- [What is asked]:
Gather up every line that includes the string "name".

-----

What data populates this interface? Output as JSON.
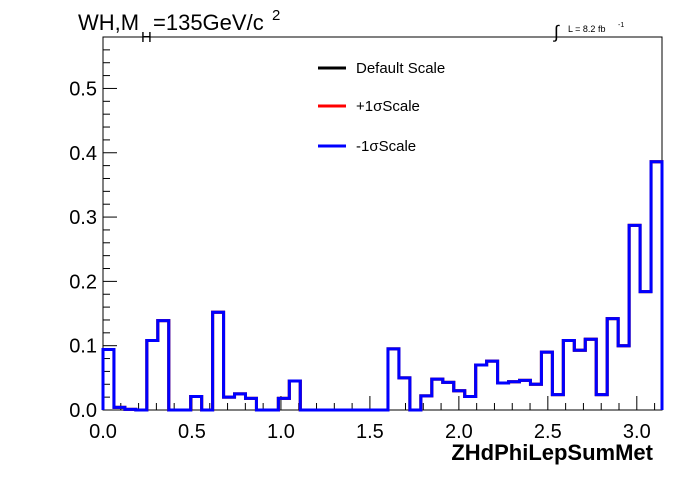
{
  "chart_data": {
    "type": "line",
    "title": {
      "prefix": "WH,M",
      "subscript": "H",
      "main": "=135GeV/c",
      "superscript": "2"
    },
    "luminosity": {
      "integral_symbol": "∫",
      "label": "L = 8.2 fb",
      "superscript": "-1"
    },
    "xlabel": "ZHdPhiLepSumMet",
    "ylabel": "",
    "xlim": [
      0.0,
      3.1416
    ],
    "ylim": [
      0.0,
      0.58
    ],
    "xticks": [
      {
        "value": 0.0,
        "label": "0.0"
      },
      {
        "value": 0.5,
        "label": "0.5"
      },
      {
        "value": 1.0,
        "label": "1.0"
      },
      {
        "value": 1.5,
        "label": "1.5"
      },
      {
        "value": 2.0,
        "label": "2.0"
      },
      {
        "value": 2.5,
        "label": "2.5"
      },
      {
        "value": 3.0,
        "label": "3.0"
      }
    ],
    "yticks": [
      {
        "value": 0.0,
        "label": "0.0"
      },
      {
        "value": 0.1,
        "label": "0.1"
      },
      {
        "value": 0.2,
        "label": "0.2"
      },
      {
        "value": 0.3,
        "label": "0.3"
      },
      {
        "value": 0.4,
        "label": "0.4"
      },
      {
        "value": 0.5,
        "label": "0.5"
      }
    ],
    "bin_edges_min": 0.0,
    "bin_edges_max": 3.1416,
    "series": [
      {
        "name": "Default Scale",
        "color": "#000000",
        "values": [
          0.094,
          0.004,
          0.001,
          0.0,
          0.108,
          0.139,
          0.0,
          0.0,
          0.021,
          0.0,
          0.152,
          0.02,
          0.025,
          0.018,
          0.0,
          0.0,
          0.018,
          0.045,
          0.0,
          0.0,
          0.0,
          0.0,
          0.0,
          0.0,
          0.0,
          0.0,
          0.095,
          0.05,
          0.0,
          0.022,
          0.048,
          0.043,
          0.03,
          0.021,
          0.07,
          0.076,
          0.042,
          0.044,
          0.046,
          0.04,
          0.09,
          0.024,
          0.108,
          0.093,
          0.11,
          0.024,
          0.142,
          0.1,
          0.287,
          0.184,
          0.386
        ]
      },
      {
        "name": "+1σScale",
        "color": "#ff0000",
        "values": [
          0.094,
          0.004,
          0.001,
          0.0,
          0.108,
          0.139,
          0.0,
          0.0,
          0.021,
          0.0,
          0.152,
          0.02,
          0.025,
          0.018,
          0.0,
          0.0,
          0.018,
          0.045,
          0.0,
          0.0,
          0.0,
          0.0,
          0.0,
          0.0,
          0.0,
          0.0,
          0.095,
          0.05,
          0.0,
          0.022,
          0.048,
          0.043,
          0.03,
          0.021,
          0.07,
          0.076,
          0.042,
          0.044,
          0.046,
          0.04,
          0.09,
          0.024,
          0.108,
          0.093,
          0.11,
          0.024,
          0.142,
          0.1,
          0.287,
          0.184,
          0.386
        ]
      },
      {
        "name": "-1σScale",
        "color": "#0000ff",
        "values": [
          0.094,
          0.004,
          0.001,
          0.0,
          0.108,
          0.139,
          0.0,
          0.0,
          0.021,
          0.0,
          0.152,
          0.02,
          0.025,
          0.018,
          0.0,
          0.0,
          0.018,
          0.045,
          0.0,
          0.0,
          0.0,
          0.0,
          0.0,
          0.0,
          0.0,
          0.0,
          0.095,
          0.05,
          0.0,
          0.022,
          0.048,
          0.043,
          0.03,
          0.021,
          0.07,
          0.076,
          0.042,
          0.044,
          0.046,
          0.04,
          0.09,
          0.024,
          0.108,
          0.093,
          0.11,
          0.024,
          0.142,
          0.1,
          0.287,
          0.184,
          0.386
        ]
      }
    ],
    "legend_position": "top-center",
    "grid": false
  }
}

-----

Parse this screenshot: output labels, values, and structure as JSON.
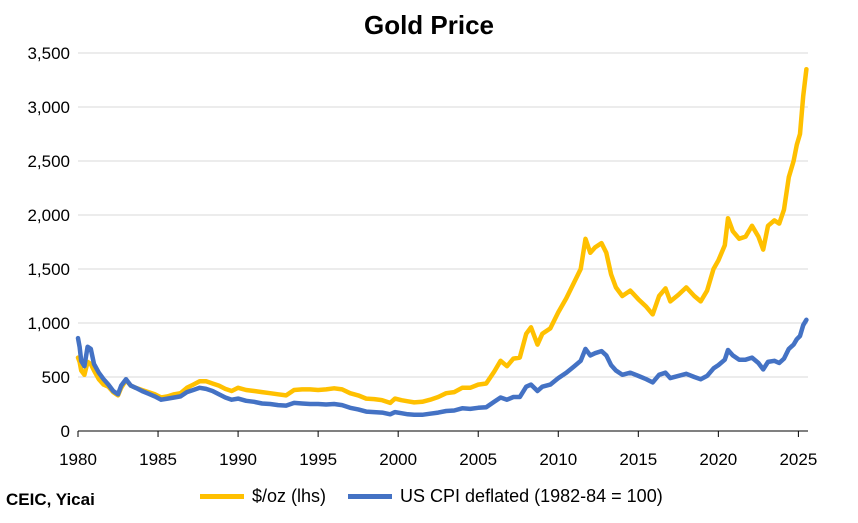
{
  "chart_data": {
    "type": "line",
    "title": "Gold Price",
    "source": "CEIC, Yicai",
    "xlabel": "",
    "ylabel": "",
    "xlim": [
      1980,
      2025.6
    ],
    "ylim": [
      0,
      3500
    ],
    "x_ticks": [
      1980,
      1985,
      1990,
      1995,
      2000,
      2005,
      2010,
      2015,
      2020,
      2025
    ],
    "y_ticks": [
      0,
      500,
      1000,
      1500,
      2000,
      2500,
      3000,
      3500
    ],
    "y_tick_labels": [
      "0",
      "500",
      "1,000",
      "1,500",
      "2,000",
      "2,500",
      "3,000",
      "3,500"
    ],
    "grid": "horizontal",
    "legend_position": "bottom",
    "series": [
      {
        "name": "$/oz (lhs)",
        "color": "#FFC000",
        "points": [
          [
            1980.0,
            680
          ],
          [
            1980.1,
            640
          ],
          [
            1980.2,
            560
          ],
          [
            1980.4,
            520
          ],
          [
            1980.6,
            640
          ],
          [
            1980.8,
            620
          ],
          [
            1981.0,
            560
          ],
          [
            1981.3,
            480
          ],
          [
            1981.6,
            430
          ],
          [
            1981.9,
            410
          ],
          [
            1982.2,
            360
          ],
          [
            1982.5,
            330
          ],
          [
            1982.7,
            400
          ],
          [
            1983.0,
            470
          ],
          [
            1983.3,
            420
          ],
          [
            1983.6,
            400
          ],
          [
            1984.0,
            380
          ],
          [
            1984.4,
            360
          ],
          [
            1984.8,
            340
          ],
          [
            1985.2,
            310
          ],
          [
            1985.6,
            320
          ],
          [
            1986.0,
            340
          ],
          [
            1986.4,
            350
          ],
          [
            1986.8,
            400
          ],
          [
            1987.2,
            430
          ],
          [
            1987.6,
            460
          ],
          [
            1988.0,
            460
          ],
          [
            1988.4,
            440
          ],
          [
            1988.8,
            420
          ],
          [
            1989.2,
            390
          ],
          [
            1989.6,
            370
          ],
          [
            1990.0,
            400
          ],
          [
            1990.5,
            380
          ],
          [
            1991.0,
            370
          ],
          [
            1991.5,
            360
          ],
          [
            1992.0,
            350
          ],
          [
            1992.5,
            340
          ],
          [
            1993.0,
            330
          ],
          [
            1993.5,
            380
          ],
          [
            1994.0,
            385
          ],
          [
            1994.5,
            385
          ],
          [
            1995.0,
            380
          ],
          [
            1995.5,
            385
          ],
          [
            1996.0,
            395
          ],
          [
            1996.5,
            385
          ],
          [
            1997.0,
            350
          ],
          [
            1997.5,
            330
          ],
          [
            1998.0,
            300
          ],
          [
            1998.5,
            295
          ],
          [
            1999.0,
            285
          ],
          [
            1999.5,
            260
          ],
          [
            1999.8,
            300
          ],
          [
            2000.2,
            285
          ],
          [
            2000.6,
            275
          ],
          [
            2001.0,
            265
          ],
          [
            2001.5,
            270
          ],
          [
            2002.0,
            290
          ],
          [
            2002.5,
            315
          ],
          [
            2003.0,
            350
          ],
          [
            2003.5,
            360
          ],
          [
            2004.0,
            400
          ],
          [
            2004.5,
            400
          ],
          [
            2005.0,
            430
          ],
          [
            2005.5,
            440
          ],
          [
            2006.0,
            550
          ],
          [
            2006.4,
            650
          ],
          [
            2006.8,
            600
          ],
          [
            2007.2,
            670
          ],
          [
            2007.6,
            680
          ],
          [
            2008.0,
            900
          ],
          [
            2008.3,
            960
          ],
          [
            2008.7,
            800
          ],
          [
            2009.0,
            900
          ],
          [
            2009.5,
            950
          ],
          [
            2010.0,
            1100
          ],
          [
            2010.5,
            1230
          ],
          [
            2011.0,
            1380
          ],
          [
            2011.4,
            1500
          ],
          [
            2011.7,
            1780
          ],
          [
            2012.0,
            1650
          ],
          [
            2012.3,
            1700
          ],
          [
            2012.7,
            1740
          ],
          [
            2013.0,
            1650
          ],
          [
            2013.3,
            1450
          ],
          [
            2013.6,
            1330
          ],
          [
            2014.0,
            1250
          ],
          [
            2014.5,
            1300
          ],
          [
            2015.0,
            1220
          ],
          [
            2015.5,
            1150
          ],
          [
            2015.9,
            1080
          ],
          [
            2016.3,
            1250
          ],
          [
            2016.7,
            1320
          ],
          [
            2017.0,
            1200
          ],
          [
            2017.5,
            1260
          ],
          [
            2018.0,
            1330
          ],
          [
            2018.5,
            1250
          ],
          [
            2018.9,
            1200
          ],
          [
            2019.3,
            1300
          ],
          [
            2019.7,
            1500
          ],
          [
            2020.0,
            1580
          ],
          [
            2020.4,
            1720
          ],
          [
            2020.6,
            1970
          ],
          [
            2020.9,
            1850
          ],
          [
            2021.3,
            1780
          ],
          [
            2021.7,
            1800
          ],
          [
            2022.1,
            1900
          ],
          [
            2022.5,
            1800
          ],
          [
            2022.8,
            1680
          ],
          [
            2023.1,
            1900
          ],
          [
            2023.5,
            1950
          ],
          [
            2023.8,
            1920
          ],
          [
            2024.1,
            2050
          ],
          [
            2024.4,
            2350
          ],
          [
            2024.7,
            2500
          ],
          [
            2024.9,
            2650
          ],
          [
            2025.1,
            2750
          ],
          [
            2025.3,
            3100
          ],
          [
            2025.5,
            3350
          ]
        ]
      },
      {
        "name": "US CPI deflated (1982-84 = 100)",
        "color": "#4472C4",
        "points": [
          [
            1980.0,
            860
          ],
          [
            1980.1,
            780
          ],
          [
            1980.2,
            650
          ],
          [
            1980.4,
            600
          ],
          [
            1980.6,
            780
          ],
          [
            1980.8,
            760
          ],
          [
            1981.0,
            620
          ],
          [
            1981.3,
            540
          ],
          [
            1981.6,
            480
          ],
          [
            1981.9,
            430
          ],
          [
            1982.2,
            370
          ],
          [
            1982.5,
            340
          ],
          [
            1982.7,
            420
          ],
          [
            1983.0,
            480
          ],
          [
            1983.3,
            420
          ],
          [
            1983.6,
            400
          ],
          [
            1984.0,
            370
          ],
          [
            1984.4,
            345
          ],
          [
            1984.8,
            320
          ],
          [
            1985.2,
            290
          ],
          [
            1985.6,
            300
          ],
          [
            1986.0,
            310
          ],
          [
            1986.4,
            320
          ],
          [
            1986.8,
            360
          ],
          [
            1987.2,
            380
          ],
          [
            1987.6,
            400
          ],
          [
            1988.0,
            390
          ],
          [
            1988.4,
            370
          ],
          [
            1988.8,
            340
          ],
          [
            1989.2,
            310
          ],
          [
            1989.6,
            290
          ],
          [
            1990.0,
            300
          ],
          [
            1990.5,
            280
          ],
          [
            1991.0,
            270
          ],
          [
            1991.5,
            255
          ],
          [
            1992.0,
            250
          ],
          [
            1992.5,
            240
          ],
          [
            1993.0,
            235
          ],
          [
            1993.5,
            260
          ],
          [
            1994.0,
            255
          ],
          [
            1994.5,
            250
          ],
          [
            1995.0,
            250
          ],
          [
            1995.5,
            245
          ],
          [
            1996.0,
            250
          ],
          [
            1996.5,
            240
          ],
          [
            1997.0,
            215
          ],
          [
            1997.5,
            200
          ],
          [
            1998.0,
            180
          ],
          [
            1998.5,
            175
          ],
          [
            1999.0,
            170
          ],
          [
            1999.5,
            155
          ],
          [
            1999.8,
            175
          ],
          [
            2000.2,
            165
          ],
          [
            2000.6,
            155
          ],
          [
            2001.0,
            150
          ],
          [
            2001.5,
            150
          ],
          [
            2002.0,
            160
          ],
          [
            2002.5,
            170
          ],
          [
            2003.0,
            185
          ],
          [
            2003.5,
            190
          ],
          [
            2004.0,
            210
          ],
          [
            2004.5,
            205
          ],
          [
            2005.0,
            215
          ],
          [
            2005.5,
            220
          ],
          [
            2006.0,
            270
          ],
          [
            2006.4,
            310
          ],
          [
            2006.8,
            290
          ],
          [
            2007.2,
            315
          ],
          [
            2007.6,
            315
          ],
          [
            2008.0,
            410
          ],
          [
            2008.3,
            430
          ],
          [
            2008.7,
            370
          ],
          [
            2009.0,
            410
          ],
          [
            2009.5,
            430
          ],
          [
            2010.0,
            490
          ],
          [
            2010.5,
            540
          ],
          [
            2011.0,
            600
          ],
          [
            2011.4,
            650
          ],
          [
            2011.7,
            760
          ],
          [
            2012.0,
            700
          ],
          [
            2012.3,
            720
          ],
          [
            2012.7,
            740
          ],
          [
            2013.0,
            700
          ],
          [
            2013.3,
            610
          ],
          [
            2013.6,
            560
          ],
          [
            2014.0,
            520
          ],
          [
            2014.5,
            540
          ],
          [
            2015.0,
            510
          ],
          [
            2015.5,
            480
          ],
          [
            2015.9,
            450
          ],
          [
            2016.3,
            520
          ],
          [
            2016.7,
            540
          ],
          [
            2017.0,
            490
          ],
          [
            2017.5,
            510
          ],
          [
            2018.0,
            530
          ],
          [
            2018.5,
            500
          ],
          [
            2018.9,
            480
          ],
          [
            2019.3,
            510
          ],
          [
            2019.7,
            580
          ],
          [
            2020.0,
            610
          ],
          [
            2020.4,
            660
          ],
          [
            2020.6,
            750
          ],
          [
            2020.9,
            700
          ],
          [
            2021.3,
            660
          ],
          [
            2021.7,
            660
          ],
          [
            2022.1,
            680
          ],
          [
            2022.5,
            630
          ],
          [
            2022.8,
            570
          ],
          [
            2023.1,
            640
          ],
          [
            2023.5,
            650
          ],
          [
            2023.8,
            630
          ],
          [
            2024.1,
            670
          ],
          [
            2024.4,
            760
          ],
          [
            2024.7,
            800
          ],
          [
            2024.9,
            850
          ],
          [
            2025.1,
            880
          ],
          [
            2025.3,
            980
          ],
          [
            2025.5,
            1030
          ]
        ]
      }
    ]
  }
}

-----

- [Reply to the task]:
        "name": "Default Scale",
        "name": "+1σScale",
        "name": "-1σScale",
        "name": "$/oz (lhs)",
        "name": "US CPI deflated (1982-84 = 100)",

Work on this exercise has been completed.